Written problem: Repeat the listing in full, preserving every character.

Records to process:
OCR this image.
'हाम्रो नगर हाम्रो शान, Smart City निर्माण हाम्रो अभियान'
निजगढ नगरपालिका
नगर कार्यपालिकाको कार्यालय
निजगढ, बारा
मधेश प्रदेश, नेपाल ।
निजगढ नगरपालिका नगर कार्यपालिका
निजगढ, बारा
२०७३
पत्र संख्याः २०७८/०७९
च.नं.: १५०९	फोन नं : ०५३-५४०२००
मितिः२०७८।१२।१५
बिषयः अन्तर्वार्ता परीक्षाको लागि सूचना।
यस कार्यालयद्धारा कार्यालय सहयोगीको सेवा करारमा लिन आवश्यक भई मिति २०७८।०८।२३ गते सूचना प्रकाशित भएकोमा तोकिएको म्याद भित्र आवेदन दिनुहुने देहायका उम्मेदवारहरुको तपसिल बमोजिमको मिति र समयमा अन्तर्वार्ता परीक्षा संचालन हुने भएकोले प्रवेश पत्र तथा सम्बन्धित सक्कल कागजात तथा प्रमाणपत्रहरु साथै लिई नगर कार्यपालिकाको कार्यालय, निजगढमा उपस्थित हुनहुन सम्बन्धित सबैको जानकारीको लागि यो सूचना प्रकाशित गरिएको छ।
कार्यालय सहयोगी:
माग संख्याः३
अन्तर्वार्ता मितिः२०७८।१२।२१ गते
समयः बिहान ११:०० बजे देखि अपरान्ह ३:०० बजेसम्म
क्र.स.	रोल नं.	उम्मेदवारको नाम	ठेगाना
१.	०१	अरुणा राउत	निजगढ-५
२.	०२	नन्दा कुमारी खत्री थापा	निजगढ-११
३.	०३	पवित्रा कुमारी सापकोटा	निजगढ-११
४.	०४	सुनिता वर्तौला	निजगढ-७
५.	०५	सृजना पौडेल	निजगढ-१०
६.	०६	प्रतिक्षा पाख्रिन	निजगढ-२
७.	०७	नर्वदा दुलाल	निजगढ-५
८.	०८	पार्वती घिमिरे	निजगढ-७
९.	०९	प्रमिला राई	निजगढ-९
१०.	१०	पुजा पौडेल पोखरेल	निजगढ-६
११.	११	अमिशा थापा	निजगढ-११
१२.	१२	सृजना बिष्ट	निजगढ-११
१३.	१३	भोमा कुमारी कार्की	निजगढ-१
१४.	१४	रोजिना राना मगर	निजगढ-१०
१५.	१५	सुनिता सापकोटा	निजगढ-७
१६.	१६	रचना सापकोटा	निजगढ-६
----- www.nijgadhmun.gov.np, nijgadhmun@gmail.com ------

Worked solution:
OCR this image.
'हाम्रो नगर हाम्रो शान, Smart City निर्माण हाम्रो अभियान'
निजगढ नगरपालिका
नगर कार्यपालिकाको कार्यालय
निजगढ, बारा
मधेश प्रदेश, नेपाल ।
निजगढ नगरपालिका नगर कार्यपालिका
निजगढ, बारा
२०७३
पत्र संख्याः २०७८/०७९
च.नं.: १५०९	फोन नं : ०५३-५४०२००
मितिः२०७८।१२।१५
बिषयः अन्तर्वार्ता परीक्षाको लागि सूचना।
यस कार्यालयद्धारा कार्यालय सहयोगीको सेवा करारमा लिन आवश्यक भई मिति २०७८।०८।२३ गते सूचना प्रकाशित भएकोमा तोकिएको म्याद भित्र आवेदन दिनुहुने देहायका उम्मेदवारहरुको तपसिल बमोजिमको मिति र समयमा अन्तर्वार्ता परीक्षा संचालन हुने भएकोले प्रवेश पत्र तथा सम्बन्धित सक्कल कागजात तथा प्रमाणपत्रहरु साथै लिई नगर कार्यपालिकाको कार्यालय, निजगढमा उपस्थित हुनहुन सम्बन्धित सबैको जानकारीको लागि यो सूचना प्रकाशित गरिएको छ।
कार्यालय सहयोगी:
माग संख्याः३
अन्तर्वार्ता मितिः२०७८।१२।२१ गते
समयः बिहान ११:०० बजे देखि अपरान्ह ३:०० बजेसम्म
क्र.स.	रोल नं.	उम्मेदवारको नाम	ठेगाना
१.	०१	अरुणा राउत	निजगढ-५
२.	०२	नन्दा कुमारी खत्री थापा	निजगढ-११
३.	०३	पवित्रा कुमारी सापकोटा	निजगढ-११
४.	०४	सुनिता वर्तौला	निजगढ-७
५.	०५	सृजना पौडेल	निजगढ-१०
६.	०६	प्रतिक्षा पाख्रिन	निजगढ-२
७.	०७	नर्वदा दुलाल	निजगढ-५
८.	०८	पार्वती घिमिरे	निजगढ-७
९.	०९	प्रमिला राई	निजगढ-९
१०.	१०	पुजा पौडेल पोखरेल	निजगढ-६
११.	११	अमिशा थापा	निजगढ-११
१२.	१२	सृजना बिष्ट	निजगढ-११
१३.	१३	भोमा कुमारी कार्की	निजगढ-१
१४.	१४	रोजिना राना मगर	निजगढ-१०
१५.	१५	सुनिता सापकोटा	निजगढ-७
१६.	१६	रचना सापकोटा	निजगढ-६
----- www.nijgadhmun.gov.np, nijgadhmun@gmail.com ------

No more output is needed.